◆ Supplied data:
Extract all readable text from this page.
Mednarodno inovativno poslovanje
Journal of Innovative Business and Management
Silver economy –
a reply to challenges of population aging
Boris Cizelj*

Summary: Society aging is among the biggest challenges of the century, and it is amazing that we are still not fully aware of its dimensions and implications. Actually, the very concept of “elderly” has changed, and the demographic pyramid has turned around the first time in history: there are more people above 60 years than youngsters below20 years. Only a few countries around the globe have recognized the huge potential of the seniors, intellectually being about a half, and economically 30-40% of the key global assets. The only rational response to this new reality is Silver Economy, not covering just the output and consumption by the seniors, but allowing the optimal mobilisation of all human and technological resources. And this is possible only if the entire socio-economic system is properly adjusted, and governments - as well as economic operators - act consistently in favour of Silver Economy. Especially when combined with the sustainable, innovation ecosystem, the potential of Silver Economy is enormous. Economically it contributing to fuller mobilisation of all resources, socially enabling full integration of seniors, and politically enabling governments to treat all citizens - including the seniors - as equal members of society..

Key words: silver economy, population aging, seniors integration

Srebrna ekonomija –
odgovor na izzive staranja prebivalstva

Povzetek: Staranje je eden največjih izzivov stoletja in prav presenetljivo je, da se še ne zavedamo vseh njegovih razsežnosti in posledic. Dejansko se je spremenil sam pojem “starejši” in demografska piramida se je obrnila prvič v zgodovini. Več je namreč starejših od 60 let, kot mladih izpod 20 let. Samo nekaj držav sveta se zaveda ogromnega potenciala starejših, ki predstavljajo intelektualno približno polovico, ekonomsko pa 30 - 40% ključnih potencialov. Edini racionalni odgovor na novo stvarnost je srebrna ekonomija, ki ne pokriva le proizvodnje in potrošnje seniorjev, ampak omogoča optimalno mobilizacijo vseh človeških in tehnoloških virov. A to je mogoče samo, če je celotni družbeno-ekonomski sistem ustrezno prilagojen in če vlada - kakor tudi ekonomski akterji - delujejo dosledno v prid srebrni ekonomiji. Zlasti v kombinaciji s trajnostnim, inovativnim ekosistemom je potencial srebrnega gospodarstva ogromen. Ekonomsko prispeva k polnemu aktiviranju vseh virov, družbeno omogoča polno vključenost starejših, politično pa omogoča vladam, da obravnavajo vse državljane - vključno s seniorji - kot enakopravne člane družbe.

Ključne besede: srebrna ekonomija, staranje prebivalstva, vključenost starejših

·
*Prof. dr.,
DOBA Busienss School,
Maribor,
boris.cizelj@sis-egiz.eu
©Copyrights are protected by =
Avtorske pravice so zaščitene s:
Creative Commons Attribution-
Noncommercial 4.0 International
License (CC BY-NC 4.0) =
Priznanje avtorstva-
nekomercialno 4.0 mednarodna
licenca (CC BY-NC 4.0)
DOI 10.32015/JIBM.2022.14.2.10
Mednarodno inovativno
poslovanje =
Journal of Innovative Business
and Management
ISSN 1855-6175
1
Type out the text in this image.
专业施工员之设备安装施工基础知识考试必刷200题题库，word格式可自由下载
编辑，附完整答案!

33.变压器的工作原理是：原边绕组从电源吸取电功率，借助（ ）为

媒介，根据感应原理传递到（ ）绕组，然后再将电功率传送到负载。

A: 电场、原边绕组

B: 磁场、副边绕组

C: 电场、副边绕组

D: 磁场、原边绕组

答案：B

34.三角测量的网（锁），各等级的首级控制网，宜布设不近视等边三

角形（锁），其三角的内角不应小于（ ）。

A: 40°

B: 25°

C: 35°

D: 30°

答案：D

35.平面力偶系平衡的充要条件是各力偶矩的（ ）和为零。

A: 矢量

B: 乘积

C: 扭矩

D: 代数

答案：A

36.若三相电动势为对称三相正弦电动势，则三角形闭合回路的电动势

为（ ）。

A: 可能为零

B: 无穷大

◆ Instruction: Write the whole listing out again. Keep every line exactly as it is.

◆ Written solution:
Extract all readable text from this page.
Mednarodno inovativno poslovanje
Journal of Innovative Business and Management
Silver economy –
a reply to challenges of population aging
Boris Cizelj*

Summary: Society aging is among the biggest challenges of the century, and it is amazing that we are still not fully aware of its dimensions and implications. Actually, the very concept of “elderly” has changed, and the demographic pyramid has turned around the first time in history: there are more people above 60 years than youngsters below20 years. Only a few countries around the globe have recognized the huge potential of the seniors, intellectually being about a half, and economically 30-40% of the key global assets. The only rational response to this new reality is Silver Economy, not covering just the output and consumption by the seniors, but allowing the optimal mobilisation of all human and technological resources. And this is possible only if the entire socio-economic system is properly adjusted, and governments - as well as economic operators - act consistently in favour of Silver Economy. Especially when combined with the sustainable, innovation ecosystem, the potential of Silver Economy is enormous. Economically it contributing to fuller mobilisation of all resources, socially enabling full integration of seniors, and politically enabling governments to treat all citizens - including the seniors - as equal members of society..

Key words: silver economy, population aging, seniors integration

Srebrna ekonomija –
odgovor na izzive staranja prebivalstva

Povzetek: Staranje je eden največjih izzivov stoletja in prav presenetljivo je, da se še ne zavedamo vseh njegovih razsežnosti in posledic. Dejansko se je spremenil sam pojem “starejši” in demografska piramida se je obrnila prvič v zgodovini. Več je namreč starejših od 60 let, kot mladih izpod 20 let. Samo nekaj držav sveta se zaveda ogromnega potenciala starejših, ki predstavljajo intelektualno približno polovico, ekonomsko pa 30 - 40% ključnih potencialov. Edini racionalni odgovor na novo stvarnost je srebrna ekonomija, ki ne pokriva le proizvodnje in potrošnje seniorjev, ampak omogoča optimalno mobilizacijo vseh človeških in tehnoloških virov. A to je mogoče samo, če je celotni družbeno-ekonomski sistem ustrezno prilagojen in če vlada - kakor tudi ekonomski akterji - delujejo dosledno v prid srebrni ekonomiji. Zlasti v kombinaciji s trajnostnim, inovativnim ekosistemom je potencial srebrnega gospodarstva ogromen. Ekonomsko prispeva k polnemu aktiviranju vseh virov, družbeno omogoča polno vključenost starejših, politično pa omogoča vladam, da obravnavajo vse državljane - vključno s seniorji - kot enakopravne člane družbe.

Ključne besede: srebrna ekonomija, staranje prebivalstva, vključenost starejših

·
*Prof. dr.,
DOBA Busienss School,
Maribor,
boris.cizelj@sis-egiz.eu
©Copyrights are protected by =
Avtorske pravice so zaščitene s:
Creative Commons Attribution-
Noncommercial 4.0 International
License (CC BY-NC 4.0) =
Priznanje avtorstva-
nekomercialno 4.0 mednarodna
licenca (CC BY-NC 4.0)
DOI 10.32015/JIBM.2022.14.2.10
Mednarodno inovativno
poslovanje =
Journal of Innovative Business
and Management
ISSN 1855-6175
1
Type out the text in this image.
专业施工员之设备安装施工基础知识考试必刷200题题库，word格式可自由下载
编辑，附完整答案!

33.变压器的工作原理是：原边绕组从电源吸取电功率，借助（ ）为

媒介，根据感应原理传递到（ ）绕组，然后再将电功率传送到负载。

A: 电场、原边绕组

B: 磁场、副边绕组

C: 电场、副边绕组

D: 磁场、原边绕组

答案：B

34.三角测量的网（锁），各等级的首级控制网，宜布设不近视等边三

角形（锁），其三角的内角不应小于（ ）。

A: 40°

B: 25°

C: 35°

D: 30°

答案：D

35.平面力偶系平衡的充要条件是各力偶矩的（ ）和为零。

A: 矢量

B: 乘积

C: 扭矩

D: 代数

答案：A

36.若三相电动势为对称三相正弦电动势，则三角形闭合回路的电动势

为（ ）。

A: 可能为零

B: 无穷大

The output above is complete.